Directive: Transcribe the records below exactly as they appear, omitting any pictures.

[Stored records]
%%

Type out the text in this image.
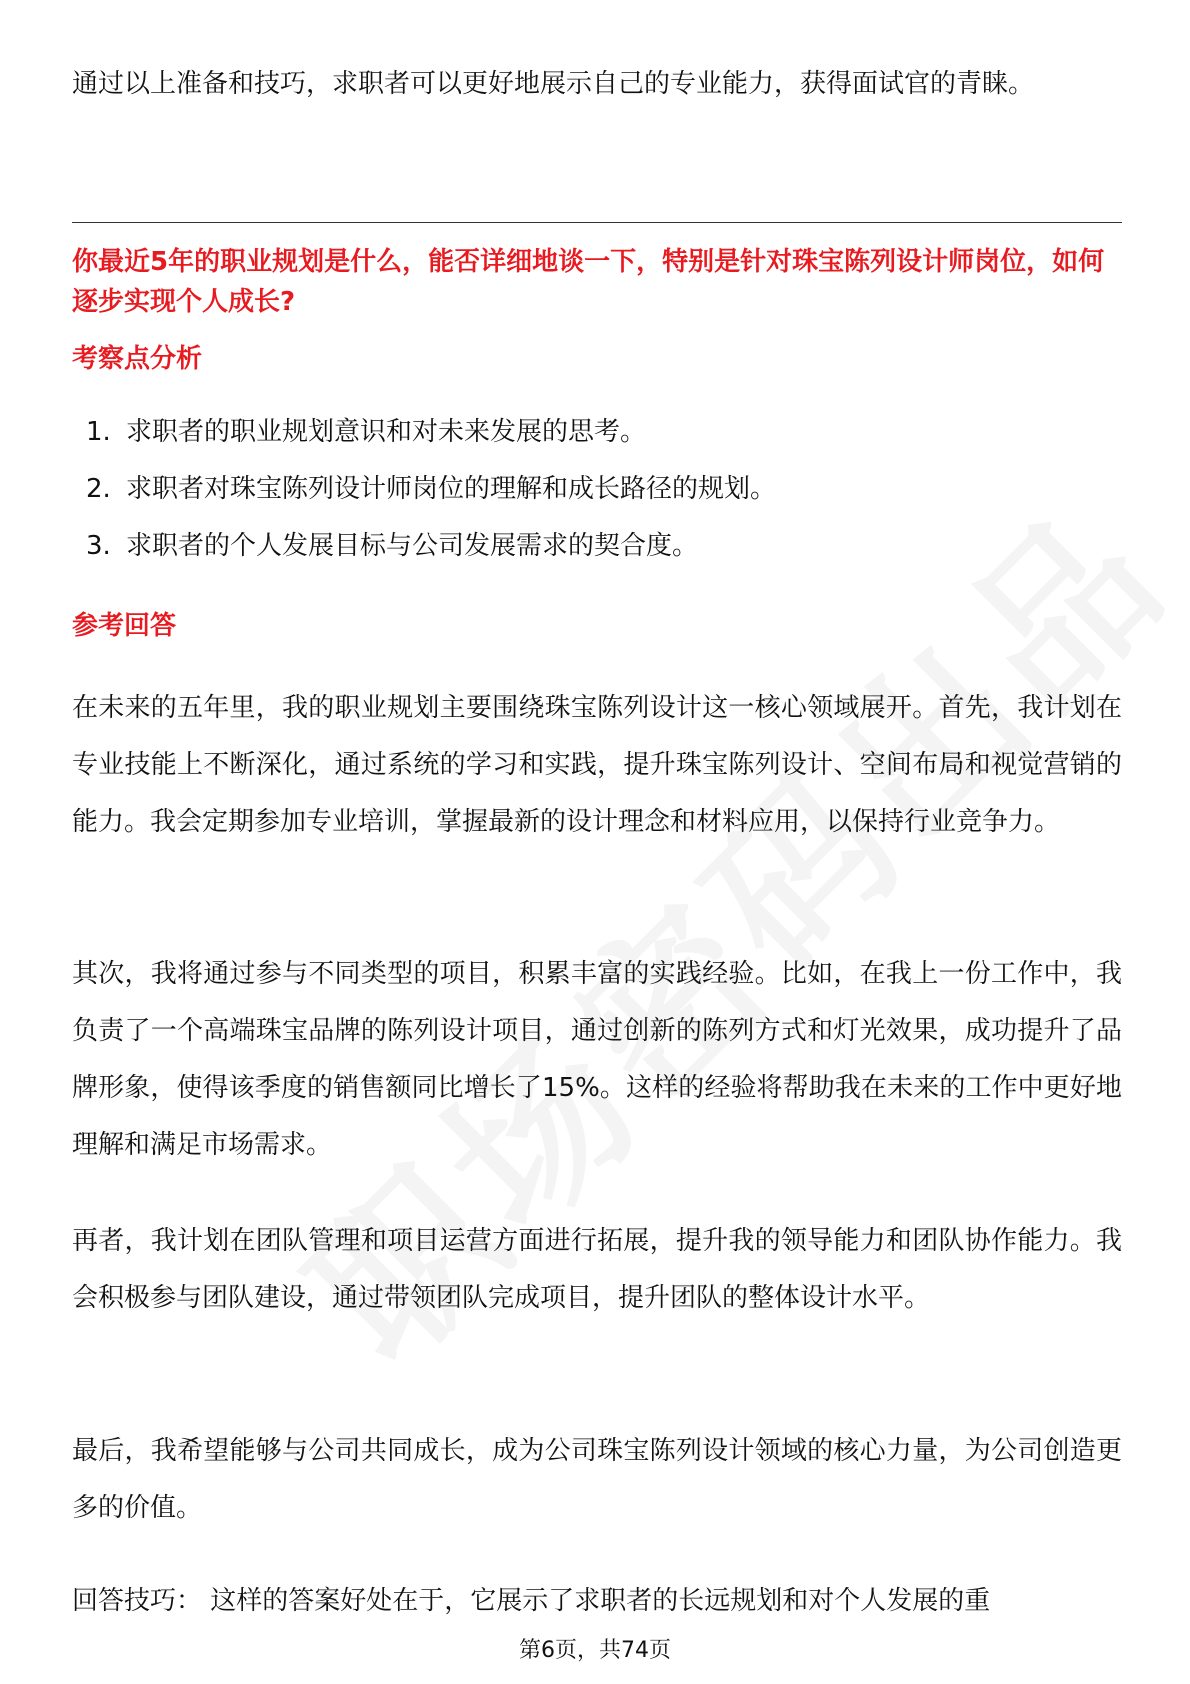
通过以上准备和技巧，求职者可以更好地展示自己的专业能力，获得面试官的青睐。

你最近5年的职业规划是什么，能否详细地谈一下，特别是针对珠宝陈列设计师岗位，如何逐步实现个人成长?

考察点分析
1. 求职者的职业规划意识和对未来发展的思考。
2. 求职者对珠宝陈列设计师岗位的理解和成长路径的规划。
3. 求职者的个人发展目标与公司发展需求的契合度。
参考回答

在未来的五年里，我的职业规划主要围绕珠宝陈列设计这一核心领域展开。首先，我计划在专业技能上不断深化，通过系统的学习和实践，提升珠宝陈列设计、空间布局和视觉营销的能力。我会定期参加专业培训，掌握最新的设计理念和材料应用，以保持行业竞争力。

其次，我将通过参与不同类型的项目，积累丰富的实践经验。比如，在我上一份工作中，我负责了一个高端珠宝品牌的陈列设计项目，通过创新的陈列方式和灯光效果，成功提升了品牌形象，使得该季度的销售额同比增长了15%。这样的经验将帮助我在未来的工作中更好地理解和满足市场需求。

再者，我计划在团队管理和项目运营方面进行拓展，提升我的领导能力和团队协作能力。我会积极参与团队建设，通过带领团队完成项目，提升团队的整体设计水平。

最后，我希望能够与公司共同成长，成为公司珠宝陈列设计领域的核心力量，为公司创造更多的价值。

回答技巧： 这样的答案好处在于，它展示了求职者的长远规划和对个人发展的重

第6页，共74页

%%

Solution to the problem:
Type out the text in this image.
通过以上准备和技巧，求职者可以更好地展示自己的专业能力，获得面试官的青睐。

你最近5年的职业规划是什么，能否详细地谈一下，特别是针对珠宝陈列设计师岗位，如何逐步实现个人成长?

考察点分析
1. 求职者的职业规划意识和对未来发展的思考。
2. 求职者对珠宝陈列设计师岗位的理解和成长路径的规划。
3. 求职者的个人发展目标与公司发展需求的契合度。
参考回答

在未来的五年里，我的职业规划主要围绕珠宝陈列设计这一核心领域展开。首先，我计划在专业技能上不断深化，通过系统的学习和实践，提升珠宝陈列设计、空间布局和视觉营销的能力。我会定期参加专业培训，掌握最新的设计理念和材料应用，以保持行业竞争力。

其次，我将通过参与不同类型的项目，积累丰富的实践经验。比如，在我上一份工作中，我负责了一个高端珠宝品牌的陈列设计项目，通过创新的陈列方式和灯光效果，成功提升了品牌形象，使得该季度的销售额同比增长了15%。这样的经验将帮助我在未来的工作中更好地理解和满足市场需求。

再者，我计划在团队管理和项目运营方面进行拓展，提升我的领导能力和团队协作能力。我会积极参与团队建设，通过带领团队完成项目，提升团队的整体设计水平。

最后，我希望能够与公司共同成长，成为公司珠宝陈列设计领域的核心力量，为公司创造更多的价值。

回答技巧： 这样的答案好处在于，它展示了求职者的长远规划和对个人发展的重

第6页，共74页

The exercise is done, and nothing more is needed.